**WHAT TO DO**
Find every line in the records below that holds the word "century" and copy it.

========

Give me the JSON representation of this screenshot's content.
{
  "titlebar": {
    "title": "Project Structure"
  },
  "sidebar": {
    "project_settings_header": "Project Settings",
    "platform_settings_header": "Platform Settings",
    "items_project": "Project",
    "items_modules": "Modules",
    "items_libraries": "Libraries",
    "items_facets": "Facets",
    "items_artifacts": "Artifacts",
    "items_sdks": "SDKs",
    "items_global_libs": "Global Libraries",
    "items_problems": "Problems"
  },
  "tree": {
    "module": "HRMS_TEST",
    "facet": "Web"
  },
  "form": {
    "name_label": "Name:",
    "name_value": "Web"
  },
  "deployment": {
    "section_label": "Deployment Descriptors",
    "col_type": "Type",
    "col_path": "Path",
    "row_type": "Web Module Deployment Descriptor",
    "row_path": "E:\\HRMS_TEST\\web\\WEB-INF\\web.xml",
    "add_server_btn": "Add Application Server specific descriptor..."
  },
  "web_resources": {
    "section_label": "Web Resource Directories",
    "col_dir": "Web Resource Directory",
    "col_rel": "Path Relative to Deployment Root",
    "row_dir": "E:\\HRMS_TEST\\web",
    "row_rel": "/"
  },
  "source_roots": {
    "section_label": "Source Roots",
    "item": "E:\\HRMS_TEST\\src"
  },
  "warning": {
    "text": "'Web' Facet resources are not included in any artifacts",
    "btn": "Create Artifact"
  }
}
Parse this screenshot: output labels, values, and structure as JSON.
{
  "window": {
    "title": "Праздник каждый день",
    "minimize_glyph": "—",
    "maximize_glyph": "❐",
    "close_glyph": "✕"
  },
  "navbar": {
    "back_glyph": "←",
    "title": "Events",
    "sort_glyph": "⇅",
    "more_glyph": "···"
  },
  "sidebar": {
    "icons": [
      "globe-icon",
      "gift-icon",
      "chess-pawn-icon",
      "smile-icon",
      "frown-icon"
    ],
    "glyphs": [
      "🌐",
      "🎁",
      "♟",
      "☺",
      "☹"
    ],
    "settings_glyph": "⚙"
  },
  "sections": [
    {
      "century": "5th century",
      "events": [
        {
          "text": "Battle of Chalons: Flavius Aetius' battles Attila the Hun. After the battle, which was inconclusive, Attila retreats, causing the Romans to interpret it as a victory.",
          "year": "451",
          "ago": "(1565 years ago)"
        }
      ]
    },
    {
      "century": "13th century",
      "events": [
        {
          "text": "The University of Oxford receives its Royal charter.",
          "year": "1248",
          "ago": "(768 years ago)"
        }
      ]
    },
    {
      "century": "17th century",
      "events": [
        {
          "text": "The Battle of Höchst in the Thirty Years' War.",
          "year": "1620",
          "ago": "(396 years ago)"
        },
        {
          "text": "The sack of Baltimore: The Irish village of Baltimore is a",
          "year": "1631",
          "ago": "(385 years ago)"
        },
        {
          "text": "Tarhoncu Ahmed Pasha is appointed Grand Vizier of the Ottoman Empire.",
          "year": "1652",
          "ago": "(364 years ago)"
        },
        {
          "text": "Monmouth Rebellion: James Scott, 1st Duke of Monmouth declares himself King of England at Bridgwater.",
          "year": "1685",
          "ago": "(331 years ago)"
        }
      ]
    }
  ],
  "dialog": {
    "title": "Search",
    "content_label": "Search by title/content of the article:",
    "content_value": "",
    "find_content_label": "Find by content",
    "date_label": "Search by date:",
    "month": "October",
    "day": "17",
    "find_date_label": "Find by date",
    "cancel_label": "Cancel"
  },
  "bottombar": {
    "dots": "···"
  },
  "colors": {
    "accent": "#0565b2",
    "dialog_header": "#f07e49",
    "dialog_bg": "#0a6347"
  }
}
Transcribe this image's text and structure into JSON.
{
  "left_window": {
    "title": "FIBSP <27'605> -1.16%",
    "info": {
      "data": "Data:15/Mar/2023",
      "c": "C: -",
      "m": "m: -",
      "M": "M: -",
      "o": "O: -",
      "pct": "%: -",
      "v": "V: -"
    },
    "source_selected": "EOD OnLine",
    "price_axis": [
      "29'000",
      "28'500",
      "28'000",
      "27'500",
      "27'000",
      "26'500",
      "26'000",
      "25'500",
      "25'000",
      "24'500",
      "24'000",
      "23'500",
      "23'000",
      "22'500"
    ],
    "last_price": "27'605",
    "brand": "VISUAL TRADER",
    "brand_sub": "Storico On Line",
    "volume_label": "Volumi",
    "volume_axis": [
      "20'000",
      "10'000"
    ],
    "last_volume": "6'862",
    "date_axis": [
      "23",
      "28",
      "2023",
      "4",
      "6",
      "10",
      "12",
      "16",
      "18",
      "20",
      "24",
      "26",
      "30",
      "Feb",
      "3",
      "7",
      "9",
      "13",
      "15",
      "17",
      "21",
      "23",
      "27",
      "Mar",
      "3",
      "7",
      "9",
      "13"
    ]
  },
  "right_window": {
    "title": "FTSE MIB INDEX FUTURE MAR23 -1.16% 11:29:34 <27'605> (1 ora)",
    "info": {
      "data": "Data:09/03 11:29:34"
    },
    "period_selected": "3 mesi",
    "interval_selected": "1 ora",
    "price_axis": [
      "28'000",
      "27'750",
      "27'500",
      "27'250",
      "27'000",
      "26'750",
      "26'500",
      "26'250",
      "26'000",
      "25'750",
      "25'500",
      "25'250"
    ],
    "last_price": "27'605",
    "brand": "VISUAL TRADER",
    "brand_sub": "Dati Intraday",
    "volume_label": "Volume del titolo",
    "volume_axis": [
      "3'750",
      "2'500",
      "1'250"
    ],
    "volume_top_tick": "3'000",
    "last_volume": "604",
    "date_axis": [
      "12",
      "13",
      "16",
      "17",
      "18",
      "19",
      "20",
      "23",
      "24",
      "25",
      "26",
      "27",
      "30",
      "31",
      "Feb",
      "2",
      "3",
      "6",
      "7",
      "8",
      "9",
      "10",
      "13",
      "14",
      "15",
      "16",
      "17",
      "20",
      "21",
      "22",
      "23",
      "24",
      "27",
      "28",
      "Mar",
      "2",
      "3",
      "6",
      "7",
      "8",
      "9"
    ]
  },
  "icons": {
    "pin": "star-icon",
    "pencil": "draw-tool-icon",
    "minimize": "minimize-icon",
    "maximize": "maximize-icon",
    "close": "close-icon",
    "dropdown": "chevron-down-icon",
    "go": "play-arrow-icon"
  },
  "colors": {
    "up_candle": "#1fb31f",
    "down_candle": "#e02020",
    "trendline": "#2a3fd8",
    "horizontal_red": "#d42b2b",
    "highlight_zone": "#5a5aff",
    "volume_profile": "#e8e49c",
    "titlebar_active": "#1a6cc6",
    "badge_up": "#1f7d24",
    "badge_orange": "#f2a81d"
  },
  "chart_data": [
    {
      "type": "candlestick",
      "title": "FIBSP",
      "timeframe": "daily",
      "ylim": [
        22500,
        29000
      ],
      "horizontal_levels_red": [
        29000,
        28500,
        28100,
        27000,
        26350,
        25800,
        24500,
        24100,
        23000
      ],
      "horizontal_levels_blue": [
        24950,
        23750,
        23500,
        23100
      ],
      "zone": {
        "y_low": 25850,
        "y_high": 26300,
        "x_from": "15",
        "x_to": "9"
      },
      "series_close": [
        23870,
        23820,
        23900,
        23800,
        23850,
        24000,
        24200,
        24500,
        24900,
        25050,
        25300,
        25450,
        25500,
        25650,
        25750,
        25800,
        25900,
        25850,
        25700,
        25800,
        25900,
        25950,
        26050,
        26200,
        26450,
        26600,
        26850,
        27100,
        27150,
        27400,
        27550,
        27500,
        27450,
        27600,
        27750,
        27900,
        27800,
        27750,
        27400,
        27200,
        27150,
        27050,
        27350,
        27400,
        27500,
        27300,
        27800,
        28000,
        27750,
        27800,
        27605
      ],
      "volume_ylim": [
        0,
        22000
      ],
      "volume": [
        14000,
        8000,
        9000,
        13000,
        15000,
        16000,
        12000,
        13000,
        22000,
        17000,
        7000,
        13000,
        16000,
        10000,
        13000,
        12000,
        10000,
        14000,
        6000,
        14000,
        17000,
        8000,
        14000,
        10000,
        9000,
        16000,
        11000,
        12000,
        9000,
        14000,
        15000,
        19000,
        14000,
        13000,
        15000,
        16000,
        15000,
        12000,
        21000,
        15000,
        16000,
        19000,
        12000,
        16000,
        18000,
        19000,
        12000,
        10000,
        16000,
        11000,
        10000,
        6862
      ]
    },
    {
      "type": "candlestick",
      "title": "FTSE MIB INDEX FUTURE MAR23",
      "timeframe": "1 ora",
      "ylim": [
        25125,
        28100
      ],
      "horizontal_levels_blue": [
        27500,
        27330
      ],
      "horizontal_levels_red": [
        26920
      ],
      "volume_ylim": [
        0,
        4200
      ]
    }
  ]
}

========

**EXPECTED ANSWER**
      "century": "5th century",
      "century": "13th century",
      "century": "17th century",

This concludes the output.